Nas: il nas è un contenitore contenente uno o più hard disk oppure vuoto (costa meno) e gli hard disk li aggiungete voi (attenzione devono essere di pari capacità e non diversi). La mia scelta è il Nas D-link DNS 320LW  CIRCA 70,00 euro di costo oltre i dischi facile da montare e software in italiano. Qui si possono trasferire giornalmente i dati salvati sul disco E:\.

----------


## roby

Grazie Giuseppe per i tuoi utili interventi!
solo allo scopo di incentivare questa simpatica discussione intervengo per farti ragionare sulla opportunità di dotarsi di PC assemblati e non di "monomarca"...
E' una vita - purtroppo - che faccio questo lavoro e ho da sempre utilizzato, senza problemi PC assemblati. Nel mio ufficio in questo momento ce ne sono una ventina, suddivisi peraltro tra due uffici fisicamente a distanza di 15 KM. Non ho mai avuto problemi.
La dotazione corretta dei PC è senz'altro quella da te suggerita. Ma lo scartare un pc assemblato non è così corretta secondo me...
:-)
Chi li assembla per il mio ufficio mette insieme i pezzi che io gli ordino (e che lui mi consiglia naturalmente); componenti delle migliori marche.
Alla fine questo assemblaggio è lo stesso che fa la "monomarca", che in realtà non fa altro che acquistare componenti da varie aziende e li assembla...
:-)
Non sei d'accordo?
:-)

----------


## fragola giuseppe antonio

Roberto, ci sono evidenti e sostanziali differenze tra una configurazione di marca e un pc assemblato quali: 
1) Costo Sistema operativo;
2) il pc di marca è frutto di una progettazione e collaudato, il pc assemblato è appunto l'assemblamento di vari componenti che possono non dialogare fra loro oppure essere addirittura compatibili per poco tempo.

Sezione dati:
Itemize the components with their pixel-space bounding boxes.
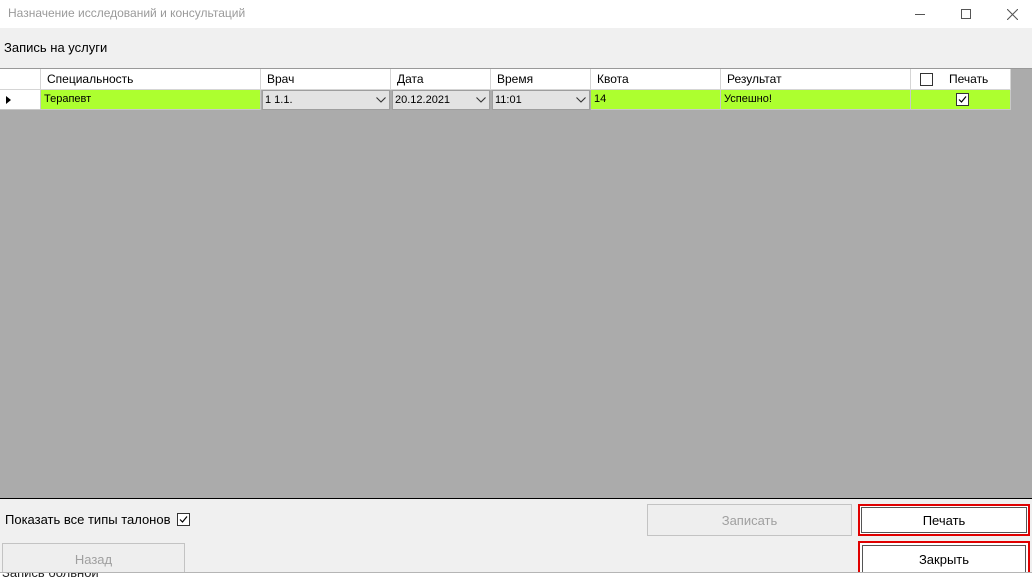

Da svolgere:
Duplichi per intero la discussione su NAS e PC assemblati, senza cambiare nulla. Il materiale qui sopra è distinto dalla discussione e non ne fa parte.

Soluzione:
Nas: il nas è un contenitore contenente uno o più hard disk oppure vuoto (costa meno) e gli hard disk li aggiungete voi (attenzione devono essere di pari capacità e non diversi). La mia scelta è il Nas D-link DNS 320LW  CIRCA 70,00 euro di costo oltre i dischi facile da montare e software in italiano. Qui si possono trasferire giornalmente i dati salvati sul disco E:\.

----------


## roby

Grazie Giuseppe per i tuoi utili interventi!
solo allo scopo di incentivare questa simpatica discussione intervengo per farti ragionare sulla opportunità di dotarsi di PC assemblati e non di "monomarca"...
E' una vita - purtroppo - che faccio questo lavoro e ho da sempre utilizzato, senza problemi PC assemblati. Nel mio ufficio in questo momento ce ne sono una ventina, suddivisi peraltro tra due uffici fisicamente a distanza di 15 KM. Non ho mai avuto problemi.
La dotazione corretta dei PC è senz'altro quella da te suggerita. Ma lo scartare un pc assemblato non è così corretta secondo me...
:-)
Chi li assembla per il mio ufficio mette insieme i pezzi che io gli ordino (e che lui mi consiglia naturalmente); componenti delle migliori marche.
Alla fine questo assemblaggio è lo stesso che fa la "monomarca", che in realtà non fa altro che acquistare componenti da varie aziende e li assembla...
:-)
Non sei d'accordo?
:-)

----------


## fragola giuseppe antonio

Roberto, ci sono evidenti e sostanziali differenze tra una configurazione di marca e un pc assemblato quali: 
1) Costo Sistema operativo;
2) il pc di marca è frutto di una progettazione e collaudato, il pc assemblato è appunto l'assemblamento di vari componenti che possono non dialogare fra loro oppure essere addirittura compatibili per poco tempo.